--- start Extracted information ---

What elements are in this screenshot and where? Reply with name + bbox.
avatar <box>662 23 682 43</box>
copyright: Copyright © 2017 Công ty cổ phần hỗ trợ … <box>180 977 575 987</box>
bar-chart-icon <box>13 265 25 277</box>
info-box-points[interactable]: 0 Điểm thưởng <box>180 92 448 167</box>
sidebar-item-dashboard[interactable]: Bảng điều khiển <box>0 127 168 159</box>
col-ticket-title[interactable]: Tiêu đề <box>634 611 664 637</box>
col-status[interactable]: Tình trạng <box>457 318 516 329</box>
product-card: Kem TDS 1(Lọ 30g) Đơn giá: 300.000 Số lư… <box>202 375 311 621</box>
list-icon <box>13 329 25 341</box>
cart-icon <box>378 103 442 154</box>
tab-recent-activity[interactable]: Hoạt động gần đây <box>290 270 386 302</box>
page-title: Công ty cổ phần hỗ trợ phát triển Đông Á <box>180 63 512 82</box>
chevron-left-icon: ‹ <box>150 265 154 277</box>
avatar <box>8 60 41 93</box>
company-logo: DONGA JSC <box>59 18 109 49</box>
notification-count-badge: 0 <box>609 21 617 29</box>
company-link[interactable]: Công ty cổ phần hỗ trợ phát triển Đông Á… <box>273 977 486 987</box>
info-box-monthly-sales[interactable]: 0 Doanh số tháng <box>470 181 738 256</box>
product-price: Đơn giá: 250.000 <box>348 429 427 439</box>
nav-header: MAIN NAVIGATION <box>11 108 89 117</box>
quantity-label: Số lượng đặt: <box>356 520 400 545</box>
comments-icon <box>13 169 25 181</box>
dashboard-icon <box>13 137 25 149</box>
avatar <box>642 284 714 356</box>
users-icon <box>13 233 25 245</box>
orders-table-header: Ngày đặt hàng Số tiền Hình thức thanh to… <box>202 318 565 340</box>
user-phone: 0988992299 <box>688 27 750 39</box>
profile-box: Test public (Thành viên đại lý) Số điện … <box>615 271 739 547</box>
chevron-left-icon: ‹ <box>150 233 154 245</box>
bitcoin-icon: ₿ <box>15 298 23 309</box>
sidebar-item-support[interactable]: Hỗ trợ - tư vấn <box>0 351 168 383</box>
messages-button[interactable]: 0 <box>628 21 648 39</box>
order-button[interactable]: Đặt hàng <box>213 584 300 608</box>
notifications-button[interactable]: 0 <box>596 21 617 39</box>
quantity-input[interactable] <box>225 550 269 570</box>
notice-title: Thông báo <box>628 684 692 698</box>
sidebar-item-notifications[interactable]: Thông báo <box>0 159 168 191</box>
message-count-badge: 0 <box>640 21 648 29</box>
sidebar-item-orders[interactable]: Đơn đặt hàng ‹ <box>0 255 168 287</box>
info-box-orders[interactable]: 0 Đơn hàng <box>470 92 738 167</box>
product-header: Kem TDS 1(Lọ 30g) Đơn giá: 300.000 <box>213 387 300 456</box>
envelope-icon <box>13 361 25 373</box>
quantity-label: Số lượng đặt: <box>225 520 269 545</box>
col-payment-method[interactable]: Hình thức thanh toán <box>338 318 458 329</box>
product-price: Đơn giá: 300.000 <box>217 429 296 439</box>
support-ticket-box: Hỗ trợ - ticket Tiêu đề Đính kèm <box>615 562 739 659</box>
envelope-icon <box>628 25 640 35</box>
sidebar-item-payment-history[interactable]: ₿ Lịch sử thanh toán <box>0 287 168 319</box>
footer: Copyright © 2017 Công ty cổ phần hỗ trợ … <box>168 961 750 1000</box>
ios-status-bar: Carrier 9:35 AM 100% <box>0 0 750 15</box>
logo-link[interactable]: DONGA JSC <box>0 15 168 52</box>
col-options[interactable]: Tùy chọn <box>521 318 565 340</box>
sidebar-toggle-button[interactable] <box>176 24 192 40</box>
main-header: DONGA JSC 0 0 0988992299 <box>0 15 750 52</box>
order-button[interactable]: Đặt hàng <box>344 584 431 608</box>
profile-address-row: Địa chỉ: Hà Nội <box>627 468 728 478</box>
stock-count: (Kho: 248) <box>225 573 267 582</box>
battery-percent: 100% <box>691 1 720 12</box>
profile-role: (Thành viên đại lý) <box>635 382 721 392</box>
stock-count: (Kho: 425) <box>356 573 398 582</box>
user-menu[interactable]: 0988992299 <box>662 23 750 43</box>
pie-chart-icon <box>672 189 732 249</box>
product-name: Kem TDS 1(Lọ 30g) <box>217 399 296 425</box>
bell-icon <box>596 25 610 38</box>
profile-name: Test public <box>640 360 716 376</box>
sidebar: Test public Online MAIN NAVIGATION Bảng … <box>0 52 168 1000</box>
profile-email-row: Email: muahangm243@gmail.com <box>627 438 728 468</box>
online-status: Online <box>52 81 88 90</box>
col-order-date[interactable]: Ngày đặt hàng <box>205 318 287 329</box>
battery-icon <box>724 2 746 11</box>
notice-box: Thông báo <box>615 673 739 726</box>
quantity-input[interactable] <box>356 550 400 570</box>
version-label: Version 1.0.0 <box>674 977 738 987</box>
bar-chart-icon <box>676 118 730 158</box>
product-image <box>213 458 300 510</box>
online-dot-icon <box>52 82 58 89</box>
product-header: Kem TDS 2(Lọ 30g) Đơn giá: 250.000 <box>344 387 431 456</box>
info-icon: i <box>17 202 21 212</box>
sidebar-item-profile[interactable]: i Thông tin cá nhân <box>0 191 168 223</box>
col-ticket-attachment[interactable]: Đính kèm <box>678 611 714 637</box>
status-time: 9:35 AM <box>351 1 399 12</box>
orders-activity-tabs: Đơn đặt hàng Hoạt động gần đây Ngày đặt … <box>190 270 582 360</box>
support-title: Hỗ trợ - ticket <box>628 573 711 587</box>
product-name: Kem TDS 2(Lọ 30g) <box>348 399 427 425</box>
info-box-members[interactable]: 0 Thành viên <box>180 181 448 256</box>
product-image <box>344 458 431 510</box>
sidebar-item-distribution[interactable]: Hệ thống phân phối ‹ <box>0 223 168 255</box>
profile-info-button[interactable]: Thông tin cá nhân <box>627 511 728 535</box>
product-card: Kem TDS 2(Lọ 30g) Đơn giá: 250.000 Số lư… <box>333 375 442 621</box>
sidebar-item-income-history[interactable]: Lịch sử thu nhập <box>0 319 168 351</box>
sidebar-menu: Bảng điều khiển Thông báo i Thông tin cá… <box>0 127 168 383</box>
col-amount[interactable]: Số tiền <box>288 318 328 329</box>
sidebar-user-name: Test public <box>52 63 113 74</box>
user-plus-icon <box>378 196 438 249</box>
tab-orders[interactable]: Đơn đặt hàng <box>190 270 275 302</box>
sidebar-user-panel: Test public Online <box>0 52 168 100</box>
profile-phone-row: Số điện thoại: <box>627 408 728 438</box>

--- end Extracted information ---

> **Prompt**
Recast the whole listing above as a numbered list, leaving out any blank lines.

> **Solution to this task**
1. What elements are in this screenshot and where? Reply with name + bbox.
2. avatar <box>662 23 682 43</box>
3. copyright: Copyright © 2017 Công ty cổ phần hỗ trợ … <box>180 977 575 987</box>
4. bar-chart-icon <box>13 265 25 277</box>
5. info-box-points[interactable]: 0 Điểm thưởng <box>180 92 448 167</box>
6. sidebar-item-dashboard[interactable]: Bảng điều khiển <box>0 127 168 159</box>
7. col-ticket-title[interactable]: Tiêu đề <box>634 611 664 637</box>
8. col-status[interactable]: Tình trạng <box>457 318 516 329</box>
9. product-card: Kem TDS 1(Lọ 30g) Đơn giá: 300.000 Số lư… <box>202 375 311 621</box>
10. list-icon <box>13 329 25 341</box>
11. cart-icon <box>378 103 442 154</box>
12. tab-recent-activity[interactable]: Hoạt động gần đây <box>290 270 386 302</box>
13. page-title: Công ty cổ phần hỗ trợ phát triển Đông Á <box>180 63 512 82</box>
14. chevron-left-icon: ‹ <box>150 265 154 277</box>
15. avatar <box>8 60 41 93</box>
16. company-logo: DONGA JSC <box>59 18 109 49</box>
17. notification-count-badge: 0 <box>609 21 617 29</box>
18. company-link[interactable]: Công ty cổ phần hỗ trợ phát triển Đông Á… <box>273 977 486 987</box>
19. info-box-monthly-sales[interactable]: 0 Doanh số tháng <box>470 181 738 256</box>
20. product-price: Đơn giá: 250.000 <box>348 429 427 439</box>
21. nav-header: MAIN NAVIGATION <box>11 108 89 117</box>
22. quantity-label: Số lượng đặt: <box>356 520 400 545</box>
23. comments-icon <box>13 169 25 181</box>
24. dashboard-icon <box>13 137 25 149</box>
25. avatar <box>642 284 714 356</box>
26. users-icon <box>13 233 25 245</box>
27. orders-table-header: Ngày đặt hàng Số tiền Hình thức thanh to… <box>202 318 565 340</box>
28. user-phone: 0988992299 <box>688 27 750 39</box>
29. profile-box: Test public (Thành viên đại lý) Số điện … <box>615 271 739 547</box>
30. chevron-left-icon: ‹ <box>150 233 154 245</box>
31. bitcoin-icon: ₿ <box>15 298 23 309</box>
32. sidebar-item-support[interactable]: Hỗ trợ - tư vấn <box>0 351 168 383</box>
33. messages-button[interactable]: 0 <box>628 21 648 39</box>
34. order-button[interactable]: Đặt hàng <box>213 584 300 608</box>
35. notifications-button[interactable]: 0 <box>596 21 617 39</box>
36. quantity-input[interactable] <box>225 550 269 570</box>
37. notice-title: Thông báo <box>628 684 692 698</box>
38. sidebar-item-notifications[interactable]: Thông báo <box>0 159 168 191</box>
39. message-count-badge: 0 <box>640 21 648 29</box>
40. sidebar-item-orders[interactable]: Đơn đặt hàng ‹ <box>0 255 168 287</box>
41. info-box-orders[interactable]: 0 Đơn hàng <box>470 92 738 167</box>
42. product-header: Kem TDS 1(Lọ 30g) Đơn giá: 300.000 <box>213 387 300 456</box>
43. envelope-icon <box>13 361 25 373</box>
44. quantity-label: Số lượng đặt: <box>225 520 269 545</box>
45. col-payment-method[interactable]: Hình thức thanh toán <box>338 318 458 329</box>
46. product-price: Đơn giá: 300.000 <box>217 429 296 439</box>
47. support-ticket-box: Hỗ trợ - ticket Tiêu đề Đính kèm <box>615 562 739 659</box>
48. envelope-icon <box>628 25 640 35</box>
49. sidebar-item-payment-history[interactable]: ₿ Lịch sử thanh toán <box>0 287 168 319</box>
50. footer: Copyright © 2017 Công ty cổ phần hỗ trợ … <box>168 961 750 1000</box>
51. ios-status-bar: Carrier 9:35 AM 100% <box>0 0 750 15</box>
52. logo-link[interactable]: DONGA JSC <box>0 15 168 52</box>
53. col-options[interactable]: Tùy chọn <box>521 318 565 340</box>
54. sidebar-toggle-button[interactable] <box>176 24 192 40</box>
55. main-header: DONGA JSC 0 0 0988992299 <box>0 15 750 52</box>
56. order-button[interactable]: Đặt hàng <box>344 584 431 608</box>
57. profile-address-row: Địa chỉ: Hà Nội <box>627 468 728 478</box>
58. stock-count: (Kho: 248) <box>225 573 267 582</box>
59. battery-percent: 100% <box>691 1 720 12</box>
60. profile-role: (Thành viên đại lý) <box>635 382 721 392</box>
61. stock-count: (Kho: 425) <box>356 573 398 582</box>
62. user-menu[interactable]: 0988992299 <box>662 23 750 43</box>
63. pie-chart-icon <box>672 189 732 249</box>
64. product-name: Kem TDS 1(Lọ 30g) <box>217 399 296 425</box>
65. bell-icon <box>596 25 610 38</box>
66. profile-name: Test public <box>640 360 716 376</box>
67. sidebar: Test public Online MAIN NAVIGATION Bảng … <box>0 52 168 1000</box>
68. profile-email-row: Email: muahangm243@gmail.com <box>627 438 728 468</box>
69. online-status: Online <box>52 81 88 90</box>
70. col-order-date[interactable]: Ngày đặt hàng <box>205 318 287 329</box>
71. battery-icon <box>724 2 746 11</box>
72. notice-box: Thông báo <box>615 673 739 726</box>
73. quantity-input[interactable] <box>356 550 400 570</box>
74. version-label: Version 1.0.0 <box>674 977 738 987</box>
75. bar-chart-icon <box>676 118 730 158</box>
76. product-image <box>213 458 300 510</box>
77. online-dot-icon <box>52 82 58 89</box>
78. product-header: Kem TDS 2(Lọ 30g) Đơn giá: 250.000 <box>344 387 431 456</box>
79. info-icon: i <box>17 202 21 212</box>
80. sidebar-item-profile[interactable]: i Thông tin cá nhân <box>0 191 168 223</box>
81. col-ticket-attachment[interactable]: Đính kèm <box>678 611 714 637</box>
82. status-time: 9:35 AM <box>351 1 399 12</box>
83. orders-activity-tabs: Đơn đặt hàng Hoạt động gần đây Ngày đặt … <box>190 270 582 360</box>
84. support-title: Hỗ trợ - ticket <box>628 573 711 587</box>
85. product-name: Kem TDS 2(Lọ 30g) <box>348 399 427 425</box>
86. info-box-members[interactable]: 0 Thành viên <box>180 181 448 256</box>
87. product-image <box>344 458 431 510</box>
88. sidebar-item-distribution[interactable]: Hệ thống phân phối ‹ <box>0 223 168 255</box>
89. profile-info-button[interactable]: Thông tin cá nhân <box>627 511 728 535</box>
90. product-card: Kem TDS 2(Lọ 30g) Đơn giá: 250.000 Số lư… <box>333 375 442 621</box>
91. sidebar-item-income-history[interactable]: Lịch sử thu nhập <box>0 319 168 351</box>
92. sidebar-menu: Bảng điều khiển Thông báo i Thông tin cá… <box>0 127 168 383</box>
93. col-amount[interactable]: Số tiền <box>288 318 328 329</box>
94. sidebar-user-name: Test public <box>52 63 113 74</box>
95. user-plus-icon <box>378 196 438 249</box>
96. tab-orders[interactable]: Đơn đặt hàng <box>190 270 275 302</box>
97. sidebar-user-panel: Test public Online <box>0 52 168 100</box>
98. profile-phone-row: Số điện thoại: <box>627 408 728 438</box>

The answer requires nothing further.